Directions —
Each line of the material below that holds the word "this" needs to be copied.

The records —
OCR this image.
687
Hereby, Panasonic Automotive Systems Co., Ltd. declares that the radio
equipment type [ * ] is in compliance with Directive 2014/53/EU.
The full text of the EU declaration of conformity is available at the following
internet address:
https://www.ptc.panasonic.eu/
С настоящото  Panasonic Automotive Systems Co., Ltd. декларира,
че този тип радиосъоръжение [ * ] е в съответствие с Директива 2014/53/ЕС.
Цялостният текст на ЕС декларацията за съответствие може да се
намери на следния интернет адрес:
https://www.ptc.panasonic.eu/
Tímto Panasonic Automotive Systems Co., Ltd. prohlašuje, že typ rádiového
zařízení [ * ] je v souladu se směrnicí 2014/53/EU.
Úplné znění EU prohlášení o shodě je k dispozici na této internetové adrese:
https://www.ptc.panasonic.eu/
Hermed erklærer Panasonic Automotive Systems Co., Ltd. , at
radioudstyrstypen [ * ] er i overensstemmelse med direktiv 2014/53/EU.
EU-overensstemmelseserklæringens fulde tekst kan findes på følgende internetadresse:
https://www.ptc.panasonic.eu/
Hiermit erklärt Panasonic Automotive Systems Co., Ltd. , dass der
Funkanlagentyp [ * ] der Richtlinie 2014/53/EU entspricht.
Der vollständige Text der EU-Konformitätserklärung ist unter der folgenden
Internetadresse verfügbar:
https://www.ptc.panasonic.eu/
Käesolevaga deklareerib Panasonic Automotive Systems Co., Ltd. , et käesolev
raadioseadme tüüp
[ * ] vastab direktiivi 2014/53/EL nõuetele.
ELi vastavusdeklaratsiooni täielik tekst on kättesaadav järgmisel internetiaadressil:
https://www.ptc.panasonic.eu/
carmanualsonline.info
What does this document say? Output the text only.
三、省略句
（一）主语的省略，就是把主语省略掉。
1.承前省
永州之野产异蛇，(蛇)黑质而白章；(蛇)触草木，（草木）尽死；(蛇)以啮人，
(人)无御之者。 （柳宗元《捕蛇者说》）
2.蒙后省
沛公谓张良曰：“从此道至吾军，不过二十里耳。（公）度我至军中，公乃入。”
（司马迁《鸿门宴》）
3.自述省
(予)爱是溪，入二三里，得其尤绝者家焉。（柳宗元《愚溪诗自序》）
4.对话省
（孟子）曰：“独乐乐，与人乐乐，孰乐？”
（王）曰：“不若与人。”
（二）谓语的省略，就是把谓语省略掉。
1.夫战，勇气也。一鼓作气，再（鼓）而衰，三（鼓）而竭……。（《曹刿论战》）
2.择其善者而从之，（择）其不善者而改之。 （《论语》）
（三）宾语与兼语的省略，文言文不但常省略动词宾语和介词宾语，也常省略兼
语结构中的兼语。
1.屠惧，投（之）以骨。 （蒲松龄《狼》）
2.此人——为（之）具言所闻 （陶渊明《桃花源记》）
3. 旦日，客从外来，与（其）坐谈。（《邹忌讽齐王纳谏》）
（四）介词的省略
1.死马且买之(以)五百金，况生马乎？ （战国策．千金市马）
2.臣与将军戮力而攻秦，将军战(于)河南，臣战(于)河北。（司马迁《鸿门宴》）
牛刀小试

The completed task —
OCR this image.
What does this document say? Output the text only.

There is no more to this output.